Collected data
■ ■ ■ ■

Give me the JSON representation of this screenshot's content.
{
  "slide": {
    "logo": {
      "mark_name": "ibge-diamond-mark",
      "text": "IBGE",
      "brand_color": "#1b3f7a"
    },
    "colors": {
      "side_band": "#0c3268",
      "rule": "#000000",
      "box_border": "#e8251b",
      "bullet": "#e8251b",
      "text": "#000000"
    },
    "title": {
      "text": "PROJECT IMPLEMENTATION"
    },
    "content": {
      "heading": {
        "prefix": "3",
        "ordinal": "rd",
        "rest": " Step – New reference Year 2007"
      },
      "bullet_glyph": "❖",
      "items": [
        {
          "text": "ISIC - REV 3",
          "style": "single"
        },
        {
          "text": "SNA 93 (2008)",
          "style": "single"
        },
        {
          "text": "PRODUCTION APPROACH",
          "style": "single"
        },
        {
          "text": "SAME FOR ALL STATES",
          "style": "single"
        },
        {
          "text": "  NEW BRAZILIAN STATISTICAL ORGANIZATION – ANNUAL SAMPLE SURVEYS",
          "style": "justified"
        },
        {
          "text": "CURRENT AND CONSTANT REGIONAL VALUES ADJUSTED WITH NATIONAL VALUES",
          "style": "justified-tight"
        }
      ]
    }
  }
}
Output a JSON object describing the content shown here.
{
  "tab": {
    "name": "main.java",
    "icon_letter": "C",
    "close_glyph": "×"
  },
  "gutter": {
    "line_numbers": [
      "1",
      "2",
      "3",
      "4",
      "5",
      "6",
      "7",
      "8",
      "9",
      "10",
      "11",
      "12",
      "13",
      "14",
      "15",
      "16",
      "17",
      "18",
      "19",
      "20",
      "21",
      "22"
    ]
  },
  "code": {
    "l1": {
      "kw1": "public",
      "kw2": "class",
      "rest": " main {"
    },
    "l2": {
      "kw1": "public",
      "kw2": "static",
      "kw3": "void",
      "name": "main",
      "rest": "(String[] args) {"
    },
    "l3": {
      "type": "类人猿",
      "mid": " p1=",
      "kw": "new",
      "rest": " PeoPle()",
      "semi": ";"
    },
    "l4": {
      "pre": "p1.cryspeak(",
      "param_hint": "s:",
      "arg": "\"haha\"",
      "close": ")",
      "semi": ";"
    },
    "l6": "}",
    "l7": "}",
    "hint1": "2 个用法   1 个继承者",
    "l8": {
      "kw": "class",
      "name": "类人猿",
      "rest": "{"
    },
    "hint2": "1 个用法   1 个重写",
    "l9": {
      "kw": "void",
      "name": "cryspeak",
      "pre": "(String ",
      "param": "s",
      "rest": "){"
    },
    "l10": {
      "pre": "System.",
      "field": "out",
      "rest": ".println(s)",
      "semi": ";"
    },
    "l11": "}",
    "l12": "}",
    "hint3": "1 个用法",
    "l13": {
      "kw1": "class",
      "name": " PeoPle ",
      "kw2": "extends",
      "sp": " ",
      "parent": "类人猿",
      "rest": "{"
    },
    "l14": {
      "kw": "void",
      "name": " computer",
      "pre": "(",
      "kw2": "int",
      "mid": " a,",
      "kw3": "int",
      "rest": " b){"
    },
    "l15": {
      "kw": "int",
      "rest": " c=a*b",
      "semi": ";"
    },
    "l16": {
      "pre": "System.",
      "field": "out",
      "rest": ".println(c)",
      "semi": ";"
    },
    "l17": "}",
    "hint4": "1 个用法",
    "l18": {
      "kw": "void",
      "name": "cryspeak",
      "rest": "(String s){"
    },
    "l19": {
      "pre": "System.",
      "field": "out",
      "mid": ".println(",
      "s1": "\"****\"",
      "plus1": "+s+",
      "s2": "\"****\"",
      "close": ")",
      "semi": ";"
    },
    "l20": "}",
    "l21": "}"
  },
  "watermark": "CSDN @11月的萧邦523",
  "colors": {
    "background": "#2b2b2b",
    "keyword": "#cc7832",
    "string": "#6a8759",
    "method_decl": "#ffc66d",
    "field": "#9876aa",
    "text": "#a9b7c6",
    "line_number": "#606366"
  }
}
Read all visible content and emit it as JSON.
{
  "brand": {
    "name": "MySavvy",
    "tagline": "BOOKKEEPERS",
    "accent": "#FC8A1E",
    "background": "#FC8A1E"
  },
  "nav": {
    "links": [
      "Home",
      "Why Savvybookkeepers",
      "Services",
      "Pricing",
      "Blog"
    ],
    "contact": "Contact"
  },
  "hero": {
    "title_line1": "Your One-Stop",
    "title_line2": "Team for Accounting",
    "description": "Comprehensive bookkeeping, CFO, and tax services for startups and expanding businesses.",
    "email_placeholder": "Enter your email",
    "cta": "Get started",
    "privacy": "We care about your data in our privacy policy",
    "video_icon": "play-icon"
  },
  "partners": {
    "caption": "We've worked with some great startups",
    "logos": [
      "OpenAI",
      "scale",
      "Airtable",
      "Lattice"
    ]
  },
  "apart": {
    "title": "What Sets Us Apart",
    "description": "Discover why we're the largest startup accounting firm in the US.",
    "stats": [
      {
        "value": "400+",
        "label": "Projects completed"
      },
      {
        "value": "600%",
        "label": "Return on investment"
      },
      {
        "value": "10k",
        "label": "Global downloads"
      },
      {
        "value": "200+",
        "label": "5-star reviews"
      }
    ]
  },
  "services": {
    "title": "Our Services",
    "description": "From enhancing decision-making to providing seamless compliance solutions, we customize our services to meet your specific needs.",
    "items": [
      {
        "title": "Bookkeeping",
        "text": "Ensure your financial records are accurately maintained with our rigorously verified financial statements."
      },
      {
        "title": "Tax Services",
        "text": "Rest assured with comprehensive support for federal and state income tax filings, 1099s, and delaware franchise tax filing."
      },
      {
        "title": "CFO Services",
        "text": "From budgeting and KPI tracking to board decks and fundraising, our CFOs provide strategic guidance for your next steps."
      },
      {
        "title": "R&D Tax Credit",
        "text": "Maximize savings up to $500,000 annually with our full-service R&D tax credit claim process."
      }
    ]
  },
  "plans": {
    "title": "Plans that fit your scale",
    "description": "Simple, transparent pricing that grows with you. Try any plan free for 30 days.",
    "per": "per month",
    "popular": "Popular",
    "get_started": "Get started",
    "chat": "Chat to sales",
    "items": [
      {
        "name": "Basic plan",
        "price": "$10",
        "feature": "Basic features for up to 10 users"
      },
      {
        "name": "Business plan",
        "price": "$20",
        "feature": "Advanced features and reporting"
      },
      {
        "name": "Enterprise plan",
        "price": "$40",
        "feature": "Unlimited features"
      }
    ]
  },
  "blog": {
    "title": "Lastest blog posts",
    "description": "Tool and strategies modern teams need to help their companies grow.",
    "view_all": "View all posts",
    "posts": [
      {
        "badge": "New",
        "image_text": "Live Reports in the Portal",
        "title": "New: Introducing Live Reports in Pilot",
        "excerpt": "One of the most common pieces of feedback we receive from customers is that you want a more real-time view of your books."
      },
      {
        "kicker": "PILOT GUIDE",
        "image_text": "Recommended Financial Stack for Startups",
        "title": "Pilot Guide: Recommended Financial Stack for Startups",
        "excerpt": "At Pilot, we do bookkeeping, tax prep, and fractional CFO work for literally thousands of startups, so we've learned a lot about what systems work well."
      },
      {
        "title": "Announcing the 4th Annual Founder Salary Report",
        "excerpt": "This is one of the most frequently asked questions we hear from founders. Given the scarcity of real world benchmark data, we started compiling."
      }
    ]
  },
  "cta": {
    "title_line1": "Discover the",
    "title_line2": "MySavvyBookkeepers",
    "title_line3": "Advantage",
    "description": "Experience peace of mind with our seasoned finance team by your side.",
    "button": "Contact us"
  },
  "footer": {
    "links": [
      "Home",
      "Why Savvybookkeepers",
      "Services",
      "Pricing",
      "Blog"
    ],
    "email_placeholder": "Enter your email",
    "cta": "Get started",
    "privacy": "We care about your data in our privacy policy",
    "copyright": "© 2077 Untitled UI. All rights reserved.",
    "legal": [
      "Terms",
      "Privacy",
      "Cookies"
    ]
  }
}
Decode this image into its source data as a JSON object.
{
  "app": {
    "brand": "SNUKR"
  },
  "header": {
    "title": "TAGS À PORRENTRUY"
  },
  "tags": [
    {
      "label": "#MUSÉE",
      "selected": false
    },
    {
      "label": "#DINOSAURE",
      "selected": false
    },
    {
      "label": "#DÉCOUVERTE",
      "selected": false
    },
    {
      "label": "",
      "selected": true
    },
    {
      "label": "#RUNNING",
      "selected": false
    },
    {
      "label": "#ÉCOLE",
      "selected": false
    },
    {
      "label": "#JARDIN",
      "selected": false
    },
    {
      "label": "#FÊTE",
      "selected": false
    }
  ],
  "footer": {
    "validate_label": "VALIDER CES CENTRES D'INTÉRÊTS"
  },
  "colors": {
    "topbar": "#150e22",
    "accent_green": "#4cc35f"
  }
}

■ ■ ■ ■

- TO BE DONE -
The answer consists only of the lines from the one containing "Decode this image" to the end of the records, each written out exactly.

- ANSWER BELOW -
Decode this image into its source data as a JSON object.
{
  "app": {
    "brand": "SNUKR"
  },
  "header": {
    "title": "TAGS À PORRENTRUY"
  },
  "tags": [
    {
      "label": "#MUSÉE",
      "selected": false
    },
    {
      "label": "#DINOSAURE",
      "selected": false
    },
    {
      "label": "#DÉCOUVERTE",
      "selected": false
    },
    {
      "label": "",
      "selected": true
    },
    {
      "label": "#RUNNING",
      "selected": false
    },
    {
      "label": "#ÉCOLE",
      "selected": false
    },
    {
      "label": "#JARDIN",
      "selected": false
    },
    {
      "label": "#FÊTE",
      "selected": false
    }
  ],
  "footer": {
    "validate_label": "VALIDER CES CENTRES D'INTÉRÊTS"
  },
  "colors": {
    "topbar": "#150e22",
    "accent_green": "#4cc35f"
  }
}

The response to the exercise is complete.